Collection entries
+ + + + + + +
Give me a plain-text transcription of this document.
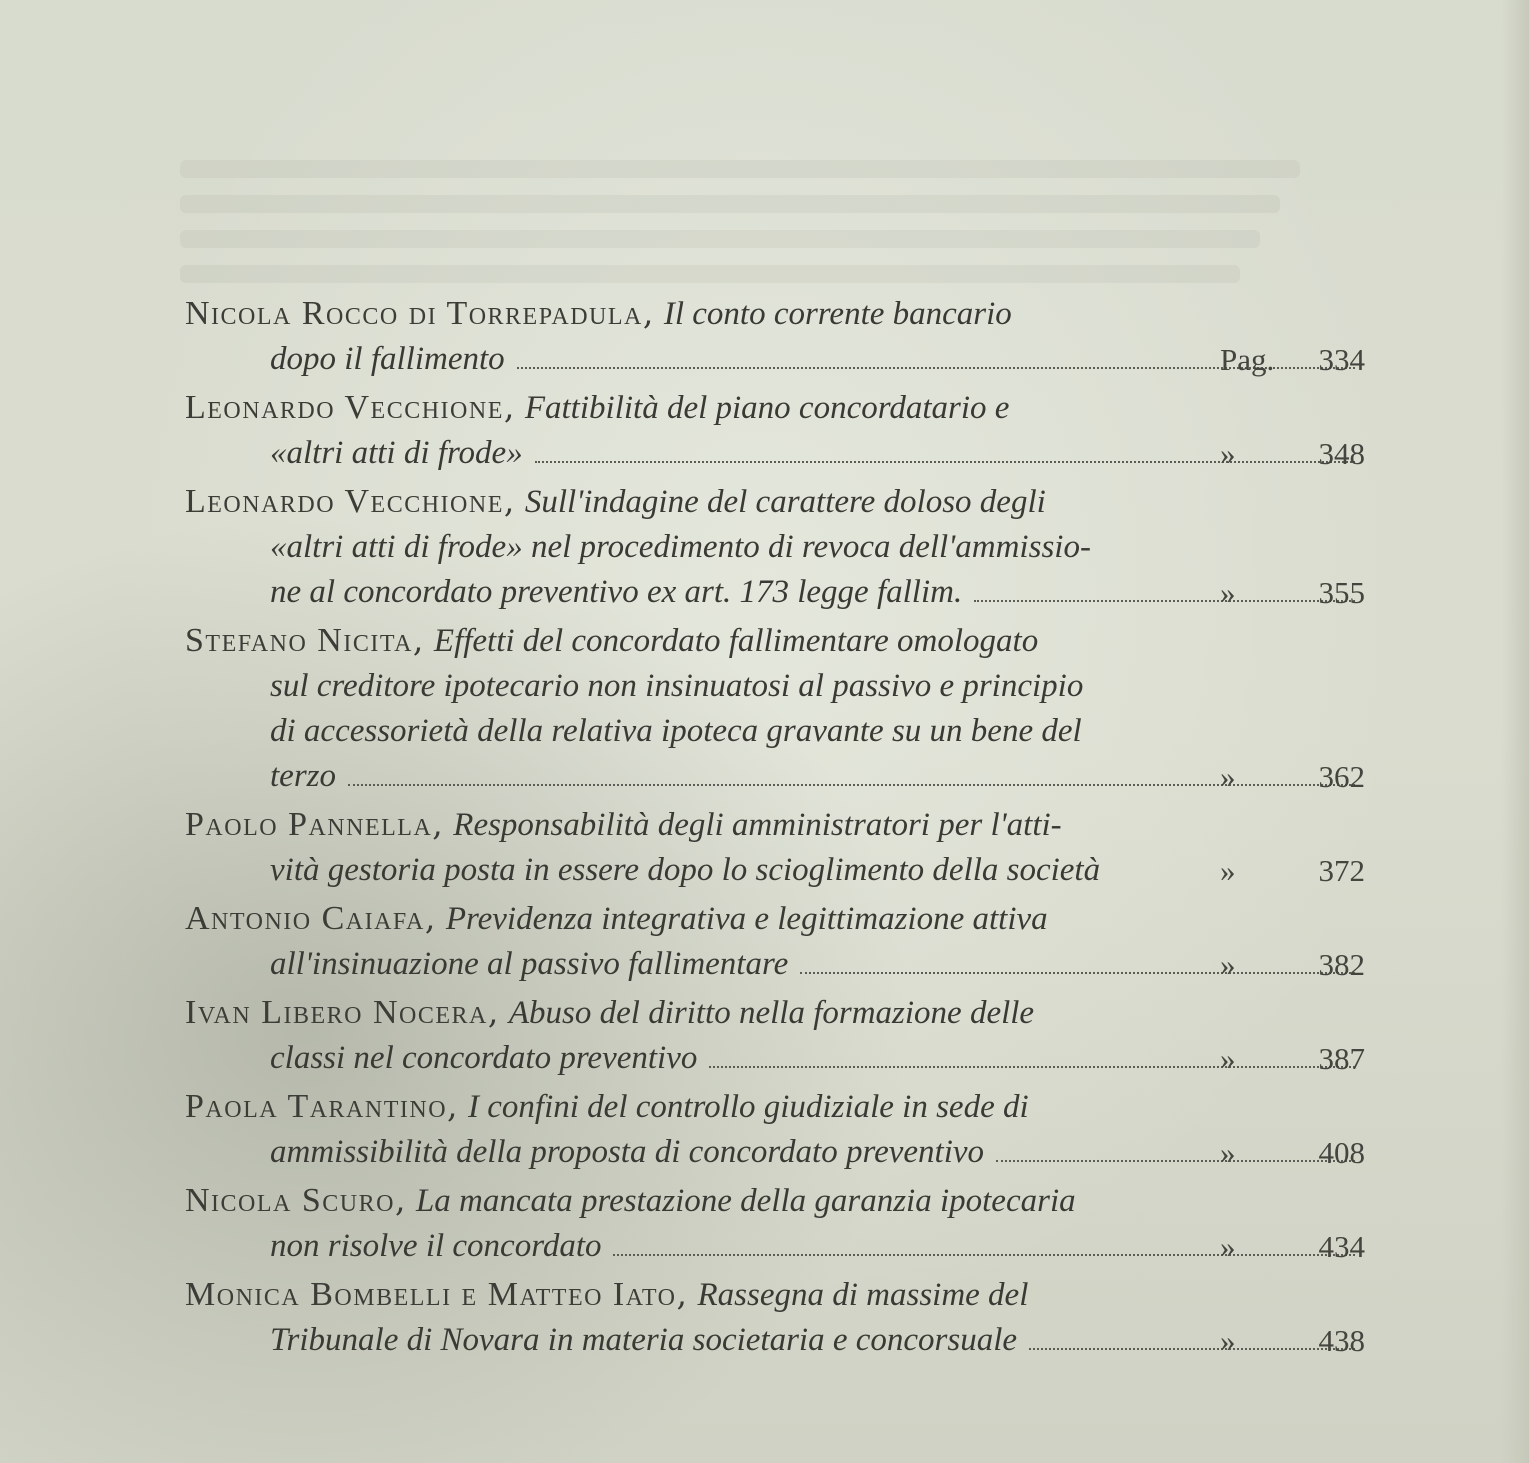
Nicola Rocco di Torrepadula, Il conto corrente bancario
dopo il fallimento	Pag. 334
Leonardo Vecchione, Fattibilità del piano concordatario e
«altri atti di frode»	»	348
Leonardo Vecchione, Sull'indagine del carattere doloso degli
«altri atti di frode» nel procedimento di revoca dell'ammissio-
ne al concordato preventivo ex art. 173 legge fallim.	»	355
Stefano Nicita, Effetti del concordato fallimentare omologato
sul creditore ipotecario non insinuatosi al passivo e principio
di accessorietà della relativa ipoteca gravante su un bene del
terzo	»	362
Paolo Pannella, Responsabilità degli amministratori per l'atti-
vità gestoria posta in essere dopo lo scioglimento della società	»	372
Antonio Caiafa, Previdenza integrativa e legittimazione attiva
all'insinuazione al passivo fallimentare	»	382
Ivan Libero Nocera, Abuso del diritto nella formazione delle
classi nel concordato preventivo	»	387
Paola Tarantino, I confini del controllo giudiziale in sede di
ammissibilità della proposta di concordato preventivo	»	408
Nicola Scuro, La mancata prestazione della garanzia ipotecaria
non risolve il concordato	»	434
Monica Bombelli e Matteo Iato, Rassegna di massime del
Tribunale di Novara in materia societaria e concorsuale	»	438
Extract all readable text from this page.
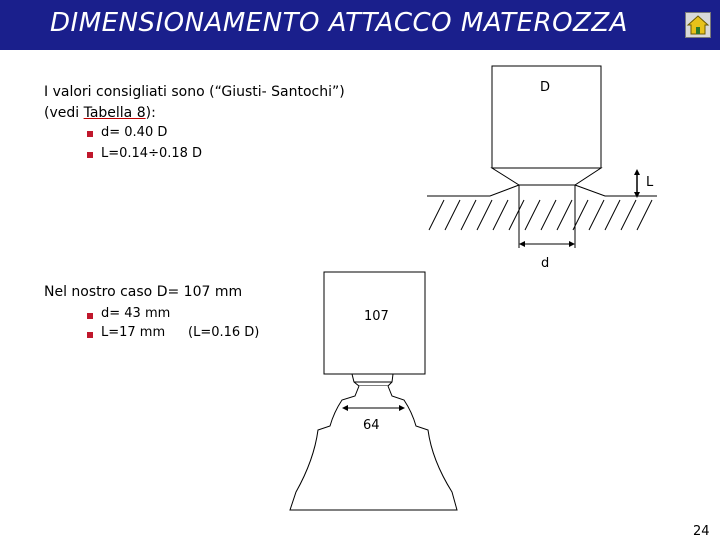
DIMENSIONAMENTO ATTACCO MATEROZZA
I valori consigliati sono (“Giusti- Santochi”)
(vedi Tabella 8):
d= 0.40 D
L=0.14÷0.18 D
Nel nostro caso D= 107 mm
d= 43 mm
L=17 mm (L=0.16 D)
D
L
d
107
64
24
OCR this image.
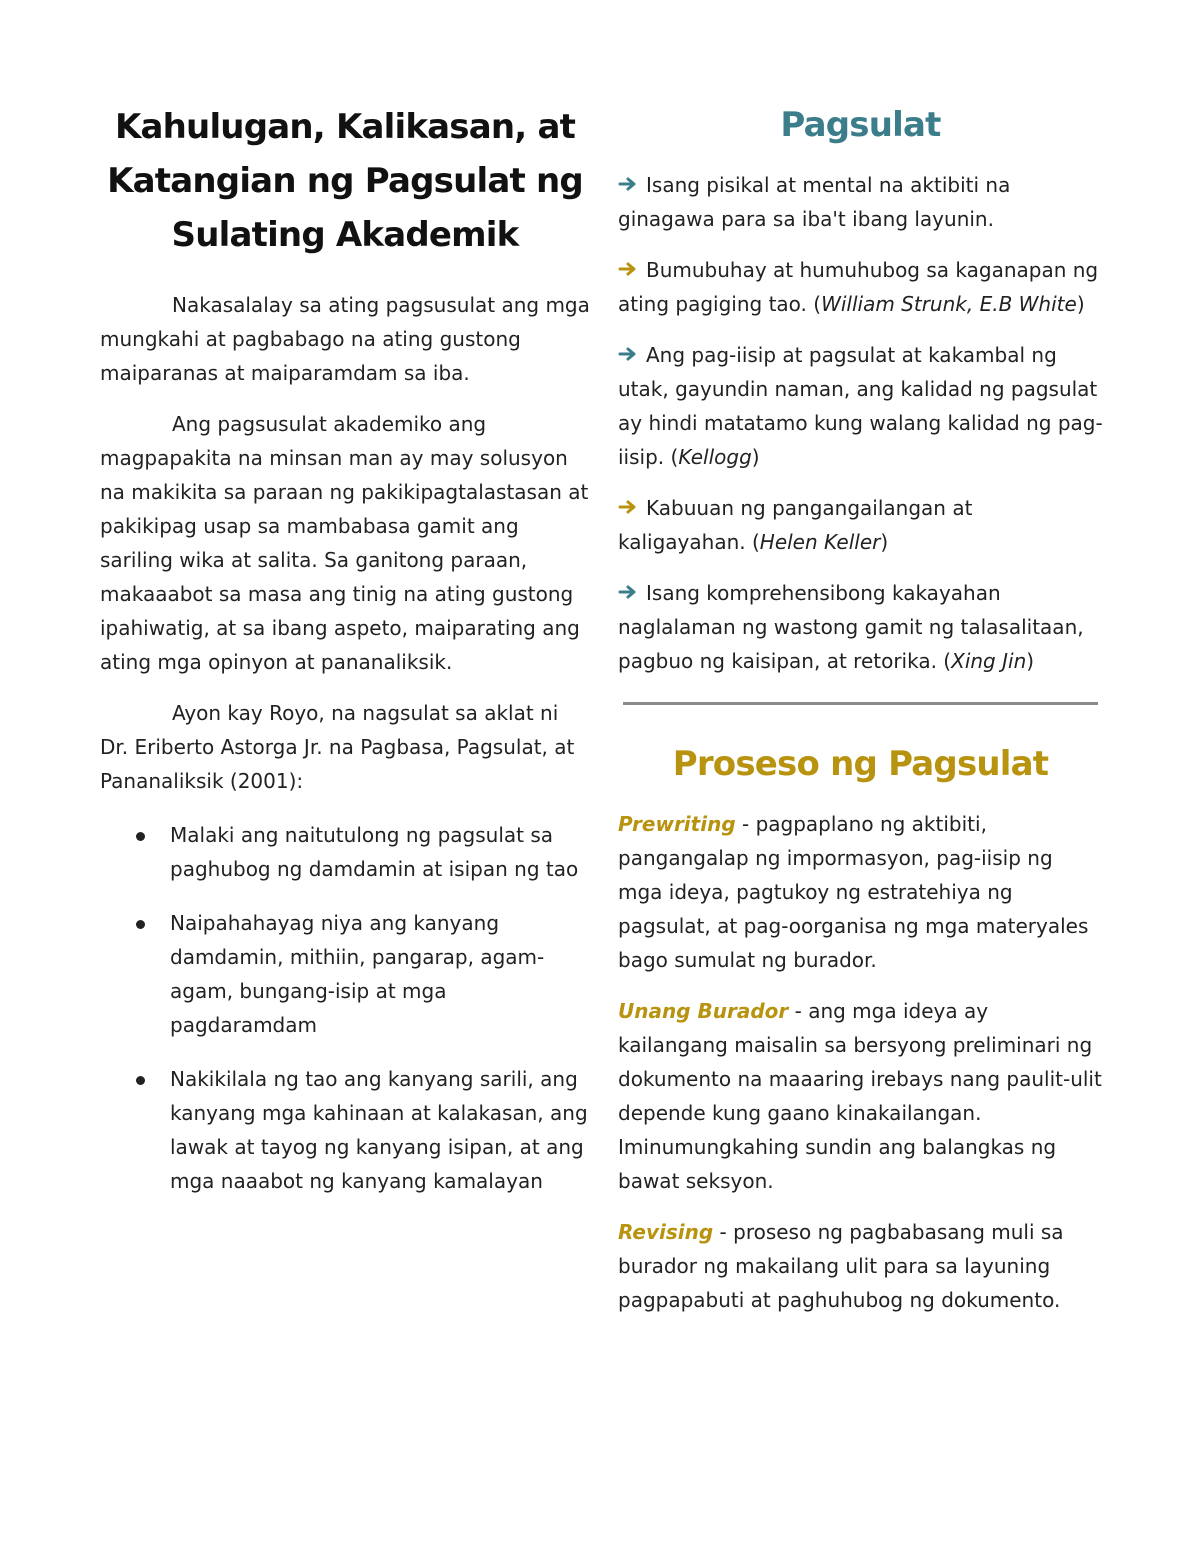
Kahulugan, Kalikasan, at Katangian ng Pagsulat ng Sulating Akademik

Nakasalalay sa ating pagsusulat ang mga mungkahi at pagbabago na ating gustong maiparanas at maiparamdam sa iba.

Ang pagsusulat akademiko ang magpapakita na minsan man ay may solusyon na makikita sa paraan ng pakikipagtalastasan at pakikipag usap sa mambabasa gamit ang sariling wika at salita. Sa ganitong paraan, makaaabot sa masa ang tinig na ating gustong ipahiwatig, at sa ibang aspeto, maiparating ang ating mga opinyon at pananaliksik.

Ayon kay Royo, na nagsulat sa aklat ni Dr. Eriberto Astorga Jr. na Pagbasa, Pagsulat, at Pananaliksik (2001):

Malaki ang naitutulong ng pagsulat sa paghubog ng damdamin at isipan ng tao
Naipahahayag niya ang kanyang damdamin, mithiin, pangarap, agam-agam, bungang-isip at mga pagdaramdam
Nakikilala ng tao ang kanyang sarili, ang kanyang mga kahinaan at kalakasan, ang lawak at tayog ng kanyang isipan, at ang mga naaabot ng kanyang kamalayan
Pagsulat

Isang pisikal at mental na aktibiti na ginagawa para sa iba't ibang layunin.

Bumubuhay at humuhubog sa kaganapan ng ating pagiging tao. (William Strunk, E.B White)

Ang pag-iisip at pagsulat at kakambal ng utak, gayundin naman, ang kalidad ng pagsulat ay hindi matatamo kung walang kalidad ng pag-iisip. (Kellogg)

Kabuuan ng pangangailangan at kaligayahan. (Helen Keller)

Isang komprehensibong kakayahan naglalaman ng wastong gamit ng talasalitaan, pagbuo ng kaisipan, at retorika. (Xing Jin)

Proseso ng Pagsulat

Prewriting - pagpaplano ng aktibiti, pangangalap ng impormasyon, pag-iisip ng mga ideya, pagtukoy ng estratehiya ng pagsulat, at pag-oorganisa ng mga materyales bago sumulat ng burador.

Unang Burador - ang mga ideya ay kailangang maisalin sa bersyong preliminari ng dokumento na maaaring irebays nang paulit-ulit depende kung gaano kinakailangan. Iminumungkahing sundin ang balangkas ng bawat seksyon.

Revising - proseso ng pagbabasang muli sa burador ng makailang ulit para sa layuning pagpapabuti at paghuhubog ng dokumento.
+ + + + + + +
Drop the pictures and reproduce the rest of the entries above exactly.

Give me a plain-text transcription of this document.
Nicola Rocco di Torrepadula, Il conto corrente bancario
dopo il fallimento	Pag. 334
Leonardo Vecchione, Fattibilità del piano concordatario e
«altri atti di frode»	»	348
Leonardo Vecchione, Sull'indagine del carattere doloso degli
«altri atti di frode» nel procedimento di revoca dell'ammissio-
ne al concordato preventivo ex art. 173 legge fallim.	»	355
Stefano Nicita, Effetti del concordato fallimentare omologato
sul creditore ipotecario non insinuatosi al passivo e principio
di accessorietà della relativa ipoteca gravante su un bene del
terzo	»	362
Paolo Pannella, Responsabilità degli amministratori per l'atti-
vità gestoria posta in essere dopo lo scioglimento della società	»	372
Antonio Caiafa, Previdenza integrativa e legittimazione attiva
all'insinuazione al passivo fallimentare	»	382
Ivan Libero Nocera, Abuso del diritto nella formazione delle
classi nel concordato preventivo	»	387
Paola Tarantino, I confini del controllo giudiziale in sede di
ammissibilità della proposta di concordato preventivo	»	408
Nicola Scuro, La mancata prestazione della garanzia ipotecaria
non risolve il concordato	»	434
Monica Bombelli e Matteo Iato, Rassegna di massime del
Tribunale di Novara in materia societaria e concorsuale	»	438
Extract all readable text from this page.
DIMENSIONAMENTO ATTACCO MATEROZZA
I valori consigliati sono (“Giusti- Santochi”)
(vedi Tabella 8):
d= 0.40 D
L=0.14÷0.18 D
Nel nostro caso D= 107 mm
d= 43 mm
L=17 mm (L=0.16 D)
D
L
d
107
64
24
OCR this image.
Kahulugan, Kalikasan, at Katangian ng Pagsulat ng Sulating Akademik

Nakasalalay sa ating pagsusulat ang mga mungkahi at pagbabago na ating gustong maiparanas at maiparamdam sa iba.

Ang pagsusulat akademiko ang magpapakita na minsan man ay may solusyon na makikita sa paraan ng pakikipagtalastasan at pakikipag usap sa mambabasa gamit ang sariling wika at salita. Sa ganitong paraan, makaaabot sa masa ang tinig na ating gustong ipahiwatig, at sa ibang aspeto, maiparating ang ating mga opinyon at pananaliksik.

Ayon kay Royo, na nagsulat sa aklat ni Dr. Eriberto Astorga Jr. na Pagbasa, Pagsulat, at Pananaliksik (2001):

Malaki ang naitutulong ng pagsulat sa paghubog ng damdamin at isipan ng tao
Naipahahayag niya ang kanyang damdamin, mithiin, pangarap, agam-agam, bungang-isip at mga pagdaramdam
Nakikilala ng tao ang kanyang sarili, ang kanyang mga kahinaan at kalakasan, ang lawak at tayog ng kanyang isipan, at ang mga naaabot ng kanyang kamalayan
Pagsulat

Isang pisikal at mental na aktibiti na ginagawa para sa iba't ibang layunin.

Bumubuhay at humuhubog sa kaganapan ng ating pagiging tao. (William Strunk, E.B White)

Ang pag-iisip at pagsulat at kakambal ng utak, gayundin naman, ang kalidad ng pagsulat ay hindi matatamo kung walang kalidad ng pag-iisip. (Kellogg)

Kabuuan ng pangangailangan at kaligayahan. (Helen Keller)

Isang komprehensibong kakayahan naglalaman ng wastong gamit ng talasalitaan, pagbuo ng kaisipan, at retorika. (Xing Jin)

Proseso ng Pagsulat

Prewriting - pagpaplano ng aktibiti, pangangalap ng impormasyon, pag-iisip ng mga ideya, pagtukoy ng estratehiya ng pagsulat, at pag-oorganisa ng mga materyales bago sumulat ng burador.

Unang Burador - ang mga ideya ay kailangang maisalin sa bersyong preliminari ng dokumento na maaaring irebays nang paulit-ulit depende kung gaano kinakailangan. Iminumungkahing sundin ang balangkas ng bawat seksyon.

Revising - proseso ng pagbabasang muli sa burador ng makailang ulit para sa layuning pagpapabuti at paghuhubog ng dokumento.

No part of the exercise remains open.